[Problem] Extract every line that contains the string "ایران".
^^^^^^^^^^^^^^^^
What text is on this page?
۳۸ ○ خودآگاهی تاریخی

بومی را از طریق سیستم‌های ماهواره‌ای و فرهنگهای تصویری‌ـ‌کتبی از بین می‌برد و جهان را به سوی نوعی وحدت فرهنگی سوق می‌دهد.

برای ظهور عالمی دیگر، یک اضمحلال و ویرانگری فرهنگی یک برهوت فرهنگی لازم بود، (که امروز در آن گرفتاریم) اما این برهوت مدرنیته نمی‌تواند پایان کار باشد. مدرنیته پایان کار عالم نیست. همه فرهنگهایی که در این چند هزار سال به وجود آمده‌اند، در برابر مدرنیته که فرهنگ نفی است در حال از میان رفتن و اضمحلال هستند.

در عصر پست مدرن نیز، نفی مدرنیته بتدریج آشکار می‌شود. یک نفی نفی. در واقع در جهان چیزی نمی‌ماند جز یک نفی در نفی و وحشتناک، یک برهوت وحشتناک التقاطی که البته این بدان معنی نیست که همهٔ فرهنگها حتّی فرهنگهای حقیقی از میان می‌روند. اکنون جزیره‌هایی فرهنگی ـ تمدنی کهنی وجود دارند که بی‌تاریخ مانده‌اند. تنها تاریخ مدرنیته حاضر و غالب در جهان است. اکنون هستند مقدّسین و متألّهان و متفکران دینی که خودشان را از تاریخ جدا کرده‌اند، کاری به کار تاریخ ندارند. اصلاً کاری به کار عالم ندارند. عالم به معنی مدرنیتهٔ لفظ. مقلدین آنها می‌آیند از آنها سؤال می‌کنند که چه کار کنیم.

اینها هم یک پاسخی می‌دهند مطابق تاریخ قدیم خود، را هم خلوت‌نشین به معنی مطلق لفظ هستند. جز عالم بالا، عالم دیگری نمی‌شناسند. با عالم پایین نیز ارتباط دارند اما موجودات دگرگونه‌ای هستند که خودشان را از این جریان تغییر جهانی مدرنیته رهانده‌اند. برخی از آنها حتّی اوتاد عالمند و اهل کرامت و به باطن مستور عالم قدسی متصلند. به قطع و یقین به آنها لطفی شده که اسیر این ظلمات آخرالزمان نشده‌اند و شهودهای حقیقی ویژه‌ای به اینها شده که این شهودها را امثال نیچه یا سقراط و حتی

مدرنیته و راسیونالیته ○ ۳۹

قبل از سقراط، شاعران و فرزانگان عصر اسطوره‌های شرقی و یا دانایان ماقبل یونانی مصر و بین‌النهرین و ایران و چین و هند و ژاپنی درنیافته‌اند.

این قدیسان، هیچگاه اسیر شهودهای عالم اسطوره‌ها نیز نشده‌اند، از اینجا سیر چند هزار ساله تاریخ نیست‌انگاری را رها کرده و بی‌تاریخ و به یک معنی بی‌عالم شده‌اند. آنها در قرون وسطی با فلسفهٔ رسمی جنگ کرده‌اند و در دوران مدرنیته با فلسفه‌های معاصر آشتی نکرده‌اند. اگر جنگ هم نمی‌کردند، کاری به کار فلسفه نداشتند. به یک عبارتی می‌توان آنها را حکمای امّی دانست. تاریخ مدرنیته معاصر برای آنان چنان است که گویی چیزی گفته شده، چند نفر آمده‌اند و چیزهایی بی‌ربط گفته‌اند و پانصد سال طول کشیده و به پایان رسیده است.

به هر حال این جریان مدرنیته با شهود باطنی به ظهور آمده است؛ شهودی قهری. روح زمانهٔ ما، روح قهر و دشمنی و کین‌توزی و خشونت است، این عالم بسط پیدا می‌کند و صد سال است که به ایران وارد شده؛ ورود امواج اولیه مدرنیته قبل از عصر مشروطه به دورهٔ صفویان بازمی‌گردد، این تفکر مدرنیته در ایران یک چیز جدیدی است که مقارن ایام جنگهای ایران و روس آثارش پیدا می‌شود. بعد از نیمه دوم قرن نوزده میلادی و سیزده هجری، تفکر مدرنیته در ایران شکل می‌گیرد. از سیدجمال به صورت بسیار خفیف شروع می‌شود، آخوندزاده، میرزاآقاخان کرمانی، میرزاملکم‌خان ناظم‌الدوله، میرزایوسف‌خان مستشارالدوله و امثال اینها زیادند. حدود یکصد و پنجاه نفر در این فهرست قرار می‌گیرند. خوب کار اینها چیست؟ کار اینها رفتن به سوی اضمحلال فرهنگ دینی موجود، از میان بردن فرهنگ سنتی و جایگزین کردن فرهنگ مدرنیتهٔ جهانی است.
^^^^^^^^^^^^^^^^
[Written response]
قبل از سقراط، شاعران و فرزانگان عصر اسطوره‌های شرقی و یا دانایان ماقبل یونانی مصر و بین‌النهرین و ایران و چین و هند و ژاپنی درنیافته‌اند.
به هر حال این جریان مدرنیته با شهود باطنی به ظهور آمده است؛ شهودی قهری. روح زمانهٔ ما، روح قهر و دشمنی و کین‌توزی و خشونت است، این عالم بسط پیدا می‌کند و صد سال است که به ایران وارد شده؛ ورود امواج اولیه مدرنیته قبل از عصر مشروطه به دورهٔ صفویان بازمی‌گردد، این تفکر مدرنیته در ایران یک چیز جدیدی است که مقارن ایام جنگهای ایران و روس آثارش پیدا می‌شود. بعد از نیمه دوم قرن نوزده میلادی و سیزده هجری، تفکر مدرنیته در ایران شکل می‌گیرد. از سیدجمال به صورت بسیار خفیف شروع می‌شود، آخوندزاده، میرزاآقاخان کرمانی، میرزاملکم‌خان ناظم‌الدوله، میرزایوسف‌خان مستشارالدوله و امثال اینها زیادند. حدود یکصد و پنجاه نفر در این فهرست قرار می‌گیرند. خوب کار اینها چیست؟ کار اینها رفتن به سوی اضمحلال فرهنگ دینی موجود، از میان بردن فرهنگ سنتی و جایگزین کردن فرهنگ مدرنیتهٔ جهانی است.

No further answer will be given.